--- start Input rows ---

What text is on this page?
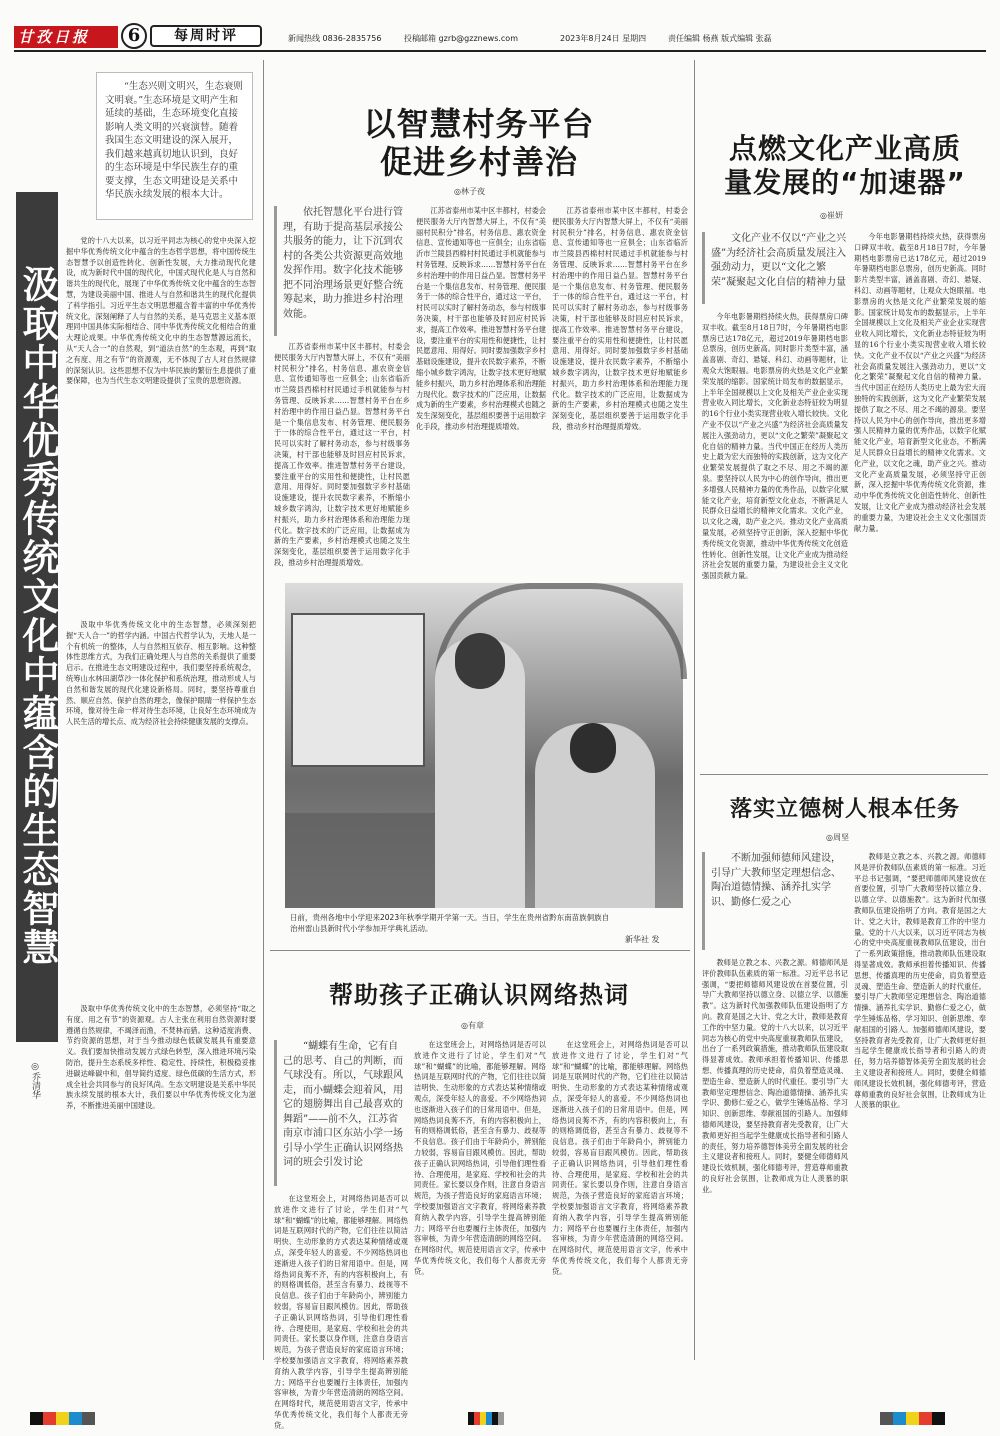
甘孜日报	6	每周时评	新闻热线 0836-2835756	投稿邮箱 gzrb@gzznews.com	2023年8月24日 星期四	责任编辑 杨燕 版式编辑 张磊
“生态兴则文明兴，生态衰则文明衰。”生态环境是文明产生和延续的基础，生态环境变化直接影响人类文明的兴衰演替。随着我国生态文明建设的深入展开，我们越来越真切地认识到，良好的生态环境是中华民族生存的重要支撑，生态文明建设是关系中华民族永续发展的根本大计。
汲取中华优秀传统文化中蕴含的生态智慧
◎乔清华
党的十八大以来，以习近平同志为核心的党中央深入挖掘中华优秀传统文化中蕴含的生态哲学思想，将中国传统生态智慧予以创造性转化、创新性发展，大力推动现代化建设，成为新时代中国的现代化，中国式现代化是人与自然和谐共生的现代化，展现了中华优秀传统文化中蕴含的生态智慧，为建设美丽中国、推进人与自然和谐共生的现代化提供了科学指引。习近平生态文明思想蕴含着丰富的中华优秀传统文化，深刻阐释了人与自然的关系，是马克思主义基本原理同中国具体实际相结合、同中华优秀传统文化相结合的重大理论成果。中华优秀传统文化中的生态智慧源远流长，从“天人合一”的自然观，到“道法自然”的生态观，再到“取之有度、用之有节”的资源观，无不体现了古人对自然规律的深刻认识。这些思想不仅为中华民族的繁衍生息提供了重要保障，也为当代生态文明建设提供了宝贵的思想资源。
汲取中华优秀传统文化中的生态智慧，必须深刻把握“天人合一”的哲学内涵。中国古代哲学认为，天地人是一个有机统一的整体，人与自然相互依存、相互影响。这种整体性思维方式，为我们正确处理人与自然的关系提供了重要启示。在推进生态文明建设过程中，我们要坚持系统观念，统筹山水林田湖草沙一体化保护和系统治理，推动形成人与自然和谐发展的现代化建设新格局。同时，要坚持尊重自然、顺应自然、保护自然的理念，像保护眼睛一样保护生态环境，像对待生命一样对待生态环境，让良好生态环境成为人民生活的增长点、成为经济社会持续健康发展的支撑点。
汲取中华优秀传统文化中的生态智慧，必须坚持“取之有度、用之有节”的资源观。古人主张在利用自然资源时要遵循自然规律，不竭泽而渔，不焚林而猎。这种适度消费、节约资源的思想，对于当今推动绿色低碳发展具有重要意义。我们要加快推动发展方式绿色转型，深入推进环境污染防治，提升生态系统多样性、稳定性、持续性，积极稳妥推进碳达峰碳中和，倡导简约适度、绿色低碳的生活方式，形成全社会共同参与的良好风尚。生态文明建设是关系中华民族永续发展的根本大计，我们要以中华优秀传统文化为滋养，不断推进美丽中国建设。
以智慧村务平台
促进乡村善治
◎林子夜
依托智慧化平台进行管理，有助于提高基层承接公共服务的能力，让下沉到农村的各类公共资源更高效地发挥作用。数字化技术能够把不同治理场景更好整合统筹起来，助力推进乡村治理效能。
江苏省泰州市某中区丰都村，村委会便民服务大厅内智慧大屏上，不仅有“美丽村民积分”排名，村务信息、惠农资金信息、宣传通知等也一应俱全；山东省临沂市兰陵县西棉村村民通过手机就能参与村务管理、反映诉求……智慧村务平台在乡村治理中的作用日益凸显。智慧村务平台是一个集信息发布、村务管理、便民服务于一体的综合性平台，通过这一平台，村民可以实时了解村务动态，参与村级事务决策，村干部也能够及时回应村民诉求，提高工作效率。推进智慧村务平台建设，要注重平台的实用性和便捷性，让村民愿意用、用得好。同时要加强数字乡村基础设施建设，提升农民数字素养，不断缩小城乡数字鸿沟，让数字技术更好地赋能乡村振兴，助力乡村治理体系和治理能力现代化。数字技术的广泛应用，让数据成为新的生产要素，乡村治理模式也随之发生深刻变化，基层组织要善于运用数字化手段，推动乡村治理提质增效。
江苏省泰州市某中区丰都村，村委会便民服务大厅内智慧大屏上，不仅有“美丽村民积分”排名，村务信息、惠农资金信息、宣传通知等也一应俱全；山东省临沂市兰陵县西棉村村民通过手机就能参与村务管理、反映诉求……智慧村务平台在乡村治理中的作用日益凸显。智慧村务平台是一个集信息发布、村务管理、便民服务于一体的综合性平台，通过这一平台，村民可以实时了解村务动态，参与村级事务决策，村干部也能够及时回应村民诉求，提高工作效率。推进智慧村务平台建设，要注重平台的实用性和便捷性，让村民愿意用、用得好。同时要加强数字乡村基础设施建设，提升农民数字素养，不断缩小城乡数字鸿沟，让数字技术更好地赋能乡村振兴，助力乡村治理体系和治理能力现代化。数字技术的广泛应用，让数据成为新的生产要素，乡村治理模式也随之发生深刻变化，基层组织要善于运用数字化手段，推动乡村治理提质增效。
江苏省泰州市某中区丰都村，村委会便民服务大厅内智慧大屏上，不仅有“美丽村民积分”排名，村务信息、惠农资金信息、宣传通知等也一应俱全；山东省临沂市兰陵县西棉村村民通过手机就能参与村务管理、反映诉求……智慧村务平台在乡村治理中的作用日益凸显。智慧村务平台是一个集信息发布、村务管理、便民服务于一体的综合性平台，通过这一平台，村民可以实时了解村务动态，参与村级事务决策，村干部也能够及时回应村民诉求，提高工作效率。推进智慧村务平台建设，要注重平台的实用性和便捷性，让村民愿意用、用得好。同时要加强数字乡村基础设施建设，提升农民数字素养，不断缩小城乡数字鸿沟，让数字技术更好地赋能乡村振兴，助力乡村治理体系和治理能力现代化。数字技术的广泛应用，让数据成为新的生产要素，乡村治理模式也随之发生深刻变化，基层组织要善于运用数字化手段，推动乡村治理提质增效。
日前，贵州各地中小学迎来2023年秋季学期开学第一天。当日，学生在贵州省黔东南苗族侗族自治州雷山县新时代小学参加开学典礼活动。
新华社 发
帮助孩子正确认识网络热词
◎有章
“蝴蝶有生命，它有自己的思考、自己的判断，而气球没有。所以，气球跟风走，而小蝴蝶会迎着风，用它的翅膀舞出自己最喜欢的舞蹈”——前不久，江苏省南京市浦口区东站小学一场引导小学生正确认识网络热词的班会引发讨论
在这堂班会上，对网络热词是否可以放进作文进行了讨论，学生们对“气球”和“蝴蝶”的比喻，都能够理解。网络热词是互联网时代的产物，它们往往以简洁明快、生动形象的方式表达某种情绪或观点，深受年轻人的喜爱。不少网络热词也逐渐进入孩子们的日常用语中。但是，网络热词良莠不齐，有的内容积极向上，有的则格调低俗，甚至含有暴力、歧视等不良信息。孩子们由于年龄尚小，辨别能力较弱，容易盲目跟风模仿。因此，帮助孩子正确认识网络热词，引导他们理性看待、合理使用，是家庭、学校和社会的共同责任。家长要以身作则，注意自身语言规范，为孩子营造良好的家庭语言环境；学校要加强语言文字教育，将网络素养教育纳入教学内容，引导学生提高辨别能力；网络平台也要履行主体责任，加强内容审核，为青少年营造清朗的网络空间。在网络时代，规范使用语言文字，传承中华优秀传统文化，我们每个人都责无旁贷。
在这堂班会上，对网络热词是否可以放进作文进行了讨论，学生们对“气球”和“蝴蝶”的比喻，都能够理解。网络热词是互联网时代的产物，它们往往以简洁明快、生动形象的方式表达某种情绪或观点，深受年轻人的喜爱。不少网络热词也逐渐进入孩子们的日常用语中。但是，网络热词良莠不齐，有的内容积极向上，有的则格调低俗，甚至含有暴力、歧视等不良信息。孩子们由于年龄尚小，辨别能力较弱，容易盲目跟风模仿。因此，帮助孩子正确认识网络热词，引导他们理性看待、合理使用，是家庭、学校和社会的共同责任。家长要以身作则，注意自身语言规范，为孩子营造良好的家庭语言环境；学校要加强语言文字教育，将网络素养教育纳入教学内容，引导学生提高辨别能力；网络平台也要履行主体责任，加强内容审核，为青少年营造清朗的网络空间。在网络时代，规范使用语言文字，传承中华优秀传统文化，我们每个人都责无旁贷。
在这堂班会上，对网络热词是否可以放进作文进行了讨论，学生们对“气球”和“蝴蝶”的比喻，都能够理解。网络热词是互联网时代的产物，它们往往以简洁明快、生动形象的方式表达某种情绪或观点，深受年轻人的喜爱。不少网络热词也逐渐进入孩子们的日常用语中。但是，网络热词良莠不齐，有的内容积极向上，有的则格调低俗，甚至含有暴力、歧视等不良信息。孩子们由于年龄尚小，辨别能力较弱，容易盲目跟风模仿。因此，帮助孩子正确认识网络热词，引导他们理性看待、合理使用，是家庭、学校和社会的共同责任。家长要以身作则，注意自身语言规范，为孩子营造良好的家庭语言环境；学校要加强语言文字教育，将网络素养教育纳入教学内容，引导学生提高辨别能力；网络平台也要履行主体责任，加强内容审核，为青少年营造清朗的网络空间。在网络时代，规范使用语言文字，传承中华优秀传统文化，我们每个人都责无旁贷。
点燃文化产业高质
量发展的“加速器”
◎崔妍
文化产业不仅以“产业之兴盛”为经济社会高质量发展注入强劲动力，更以“文化之繁荣”凝聚起文化自信的精神力量
今年电影暑期档持续火热，获得票房口碑双丰收。截至8月18日7时，今年暑期档电影票房已达178亿元，超过2019年暑期档电影总票房，创历史新高。同时影片类型丰富，涵盖喜剧、奇幻、悬疑、科幻、动画等题材，让观众大饱眼福。电影票房的火热是文化产业繁荣发展的缩影。国家统计局发布的数据显示，上半年全国规模以上文化及相关产业企业实现营业收入同比增长，文化新业态特征较为明显的16个行业小类实现营业收入增长较快。文化产业不仅以“产业之兴盛”为经济社会高质量发展注入强劲动力，更以“文化之繁荣”凝聚起文化自信的精神力量。当代中国正在经历人类历史上最为宏大而独特的实践创新，这为文化产业繁荣发展提供了取之不尽、用之不竭的源泉。要坚持以人民为中心的创作导向，推出更多增强人民精神力量的优秀作品，以数字化赋能文化产业，培育新型文化业态，不断满足人民群众日益增长的精神文化需求。文化产业，以文化之魂，助产业之兴。推动文化产业高质量发展，必须坚持守正创新，深入挖掘中华优秀传统文化资源，推动中华优秀传统文化创造性转化、创新性发展，让文化产业成为推动经济社会发展的重要力量，为建设社会主义文化强国贡献力量。
今年电影暑期档持续火热，获得票房口碑双丰收。截至8月18日7时，今年暑期档电影票房已达178亿元，超过2019年暑期档电影总票房，创历史新高。同时影片类型丰富，涵盖喜剧、奇幻、悬疑、科幻、动画等题材，让观众大饱眼福。电影票房的火热是文化产业繁荣发展的缩影。国家统计局发布的数据显示，上半年全国规模以上文化及相关产业企业实现营业收入同比增长，文化新业态特征较为明显的16个行业小类实现营业收入增长较快。文化产业不仅以“产业之兴盛”为经济社会高质量发展注入强劲动力，更以“文化之繁荣”凝聚起文化自信的精神力量。当代中国正在经历人类历史上最为宏大而独特的实践创新，这为文化产业繁荣发展提供了取之不尽、用之不竭的源泉。要坚持以人民为中心的创作导向，推出更多增强人民精神力量的优秀作品，以数字化赋能文化产业，培育新型文化业态，不断满足人民群众日益增长的精神文化需求。文化产业，以文化之魂，助产业之兴。推动文化产业高质量发展，必须坚持守正创新，深入挖掘中华优秀传统文化资源，推动中华优秀传统文化创造性转化、创新性发展，让文化产业成为推动经济社会发展的重要力量，为建设社会主义文化强国贡献力量。
落实立德树人根本任务
◎周坚
不断加强师德师风建设，引导广大教师坚定理想信念、陶冶道德情操、涵养扎实学识、勤修仁爱之心
教师是立教之本、兴教之源。师德师风是评价教师队伍素质的第一标准。习近平总书记强调，“要把师德师风建设放在首要位置，引导广大教师坚持以德立身、以德立学、以德施教”。这为新时代加强教师队伍建设指明了方向。教育是国之大计、党之大计，教师是教育工作的中坚力量。党的十八大以来，以习近平同志为核心的党中央高度重视教师队伍建设，出台了一系列政策措施，推动教师队伍建设取得显著成效。教师承担着传播知识、传播思想、传播真理的历史使命，肩负着塑造灵魂、塑造生命、塑造新人的时代重任。要引导广大教师坚定理想信念、陶冶道德情操、涵养扎实学识、勤修仁爱之心，做学生锤炼品格、学习知识、创新思维、奉献祖国的引路人。加强师德师风建设，要坚持教育者先受教育，让广大教师更好担当起学生健康成长指导者和引路人的责任，努力培养德智体美劳全面发展的社会主义建设者和接班人。同时，要健全师德师风建设长效机制，强化师德考评，营造尊师重教的良好社会氛围，让教师成为让人羡慕的职业。
教师是立教之本、兴教之源。师德师风是评价教师队伍素质的第一标准。习近平总书记强调，“要把师德师风建设放在首要位置，引导广大教师坚持以德立身、以德立学、以德施教”。这为新时代加强教师队伍建设指明了方向。教育是国之大计、党之大计，教师是教育工作的中坚力量。党的十八大以来，以习近平同志为核心的党中央高度重视教师队伍建设，出台了一系列政策措施，推动教师队伍建设取得显著成效。教师承担着传播知识、传播思想、传播真理的历史使命，肩负着塑造灵魂、塑造生命、塑造新人的时代重任。要引导广大教师坚定理想信念、陶冶道德情操、涵养扎实学识、勤修仁爱之心，做学生锤炼品格、学习知识、创新思维、奉献祖国的引路人。加强师德师风建设，要坚持教育者先受教育，让广大教师更好担当起学生健康成长指导者和引路人的责任，努力培养德智体美劳全面发展的社会主义建设者和接班人。同时，要健全师德师风建设长效机制，强化师德考评，营造尊师重教的良好社会氛围，让教师成为让人羡慕的职业。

--- end Input rows ---

Goal of the exercise: Search the preceding listing for "生态文明建设是关系中华民族永续发展的根本大计" and extract every line where it is found.

Response to this exercise:
“生态兴则文明兴，生态衰则文明衰。”生态环境是文明产生和延续的基础，生态环境变化直接影响人类文明的兴衰演替。随着我国生态文明建设的深入展开，我们越来越真切地认识到，良好的生态环境是中华民族生存的重要支撑，生态文明建设是关系中华民族永续发展的根本大计。
汲取中华优秀传统文化中的生态智慧，必须坚持“取之有度、用之有节”的资源观。古人主张在利用自然资源时要遵循自然规律，不竭泽而渔，不焚林而猎。这种适度消费、节约资源的思想，对于当今推动绿色低碳发展具有重要意义。我们要加快推动发展方式绿色转型，深入推进环境污染防治，提升生态系统多样性、稳定性、持续性，积极稳妥推进碳达峰碳中和，倡导简约适度、绿色低碳的生活方式，形成全社会共同参与的良好风尚。生态文明建设是关系中华民族永续发展的根本大计，我们要以中华优秀传统文化为滋养，不断推进美丽中国建设。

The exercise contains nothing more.